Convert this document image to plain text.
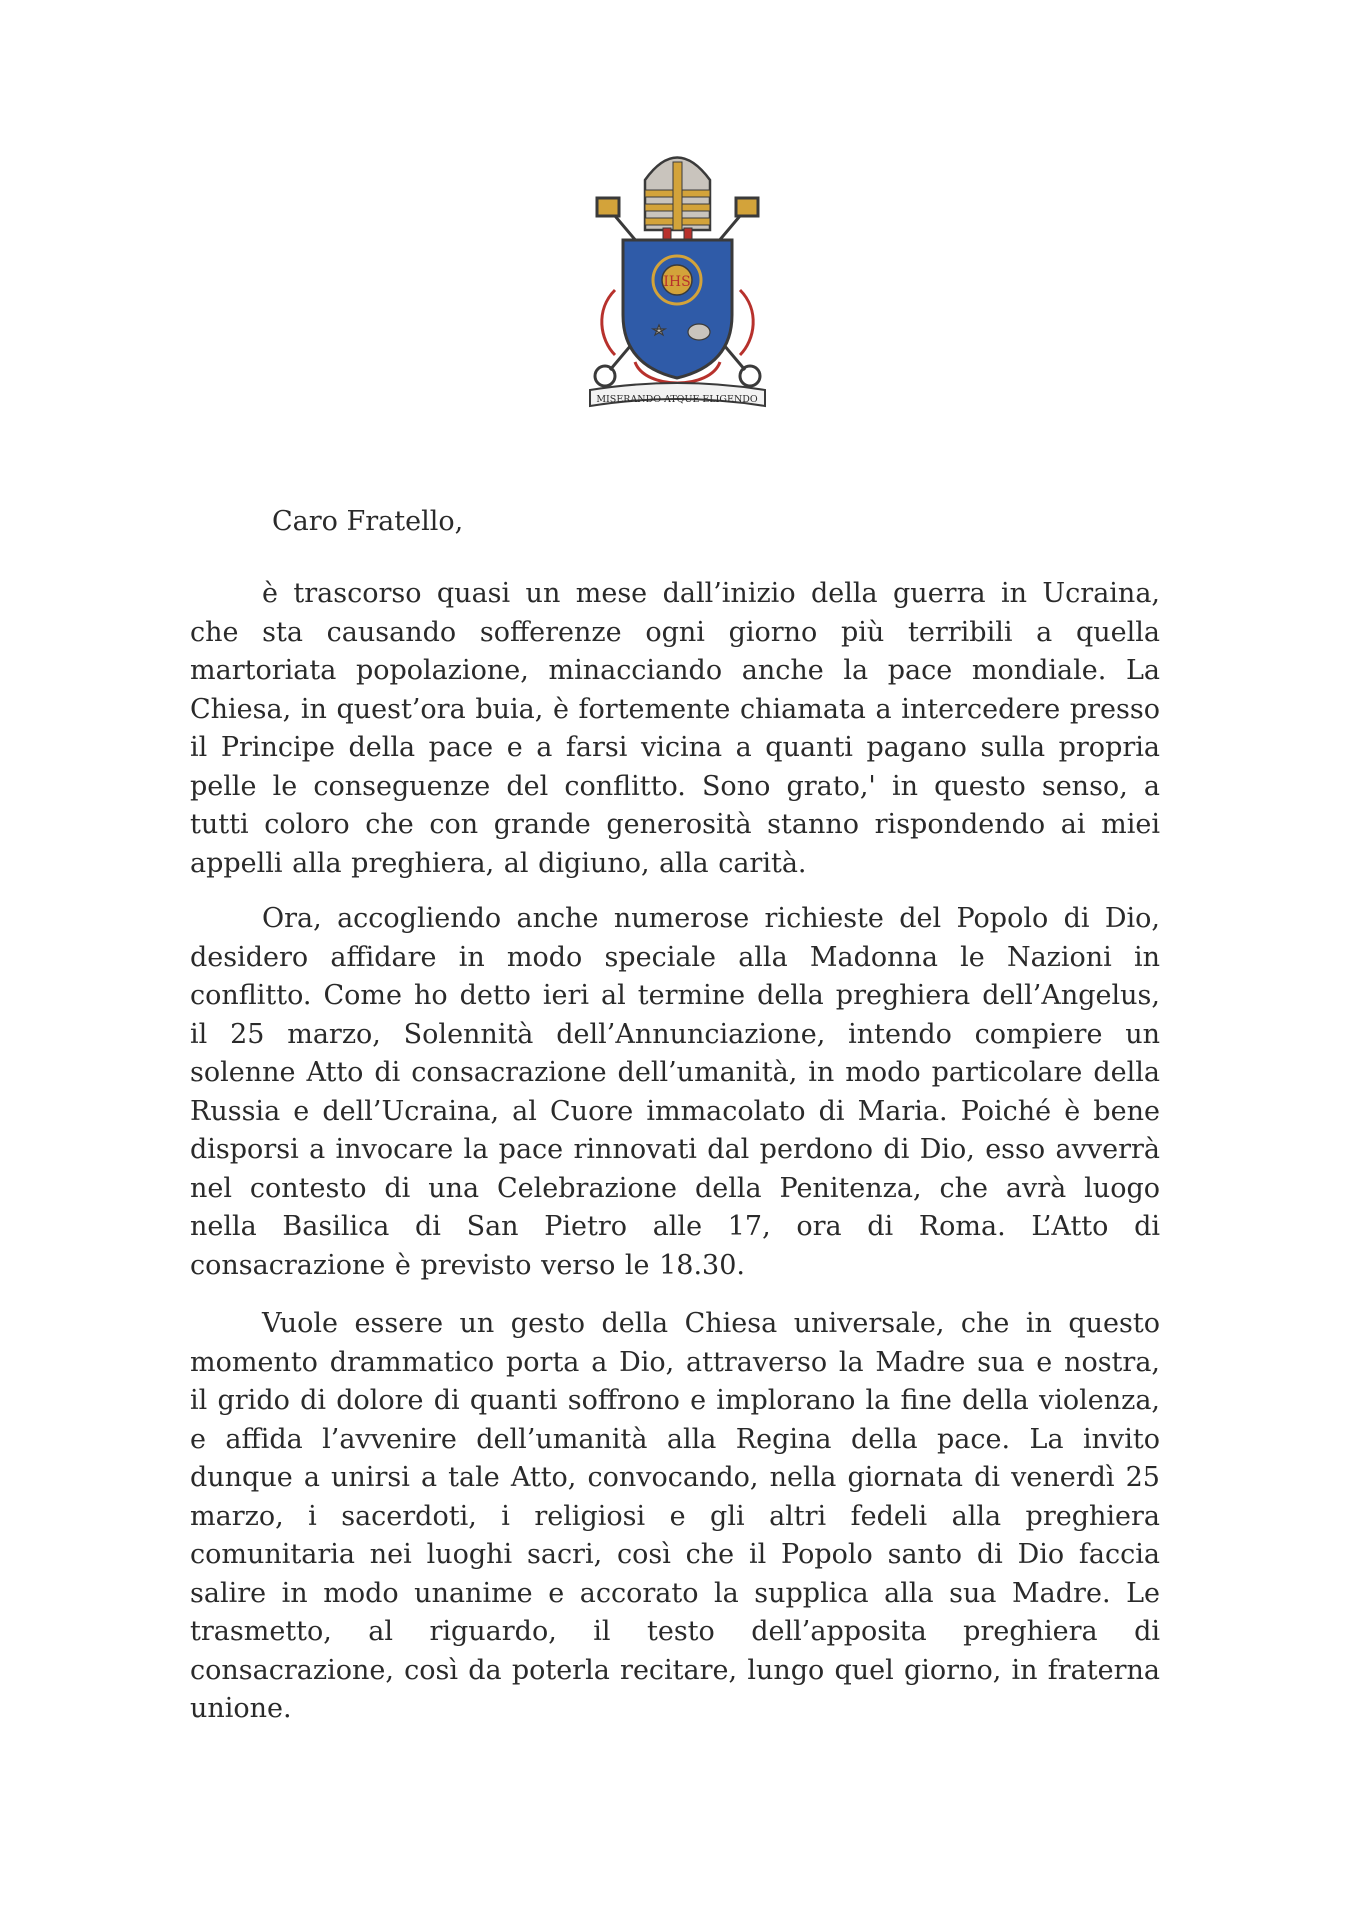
IHS
MISERANDO ATQUE ELIGENDO

Caro Fratello,

è trascorso quasi un mese dall’inizio della guerra in Ucraina, che sta causando sofferenze ogni giorno più terribili a quella martoriata popolazione, minacciando anche la pace mondiale. La Chiesa, in quest’ora buia, è fortemente chiamata a intercedere presso il Principe della pace e a farsi vicina a quanti pagano sulla propria pelle le conseguenze del conflitto. Sono grato,' in questo senso, a tutti coloro che con grande generosità stanno rispondendo ai miei appelli alla preghiera, al digiuno, alla carità.

Ora, accogliendo anche numerose richieste del Popolo di Dio, desidero affidare in modo speciale alla Madonna le Nazioni in conflitto. Come ho detto ieri al termine della preghiera dell’Angelus, il 25 marzo, Solennità dell’Annunciazione, intendo compiere un solenne Atto di consacrazione dell’umanità, in modo particolare della Russia e dell’Ucraina, al Cuore immacolato di Maria. Poiché è bene disporsi a invocare la pace rinnovati dal perdono di Dio, esso avverrà nel contesto di una Celebrazione della Penitenza, che avrà luogo nella Basilica di San Pietro alle 17, ora di Roma. L’Atto di consacrazione è previsto verso le 18.30.

Vuole essere un gesto della Chiesa universale, che in questo momento drammatico porta a Dio, attraverso la Madre sua e nostra, il grido di dolore di quanti soffrono e implorano la fine della violenza, e affida l’avvenire dell’umanità alla Regina della pace. La invito dunque a unirsi a tale Atto, convocando, nella giornata di venerdì 25 marzo, i sacerdoti, i religiosi e gli altri fedeli alla preghiera comunitaria nei luoghi sacri, così che il Popolo santo di Dio faccia salire in modo unanime e accorato la supplica alla sua Madre. Le trasmetto, al riguardo, il testo dell’apposita preghiera di consacrazione, così da poterla recitare, lungo quel giorno, in fraterna unione.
____________
Retype each record exactly as it stands, but do not include the pictures.

Convert this document image to plain text.
IHS
MISERANDO ATQUE ELIGENDO

Caro Fratello,

è trascorso quasi un mese dall’inizio della guerra in Ucraina, che sta causando sofferenze ogni giorno più terribili a quella martoriata popolazione, minacciando anche la pace mondiale. La Chiesa, in quest’ora buia, è fortemente chiamata a intercedere presso il Principe della pace e a farsi vicina a quanti pagano sulla propria pelle le conseguenze del conflitto. Sono grato,' in questo senso, a tutti coloro che con grande generosità stanno rispondendo ai miei appelli alla preghiera, al digiuno, alla carità.

Ora, accogliendo anche numerose richieste del Popolo di Dio, desidero affidare in modo speciale alla Madonna le Nazioni in conflitto. Come ho detto ieri al termine della preghiera dell’Angelus, il 25 marzo, Solennità dell’Annunciazione, intendo compiere un solenne Atto di consacrazione dell’umanità, in modo particolare della Russia e dell’Ucraina, al Cuore immacolato di Maria. Poiché è bene disporsi a invocare la pace rinnovati dal perdono di Dio, esso avverrà nel contesto di una Celebrazione della Penitenza, che avrà luogo nella Basilica di San Pietro alle 17, ora di Roma. L’Atto di consacrazione è previsto verso le 18.30.

Vuole essere un gesto della Chiesa universale, che in questo momento drammatico porta a Dio, attraverso la Madre sua e nostra, il grido di dolore di quanti soffrono e implorano la fine della violenza, e affida l’avvenire dell’umanità alla Regina della pace. La invito dunque a unirsi a tale Atto, convocando, nella giornata di venerdì 25 marzo, i sacerdoti, i religiosi e gli altri fedeli alla preghiera comunitaria nei luoghi sacri, così che il Popolo santo di Dio faccia salire in modo unanime e accorato la supplica alla sua Madre. Le trasmetto, al riguardo, il testo dell’apposita preghiera di consacrazione, così da poterla recitare, lungo quel giorno, in fraterna unione.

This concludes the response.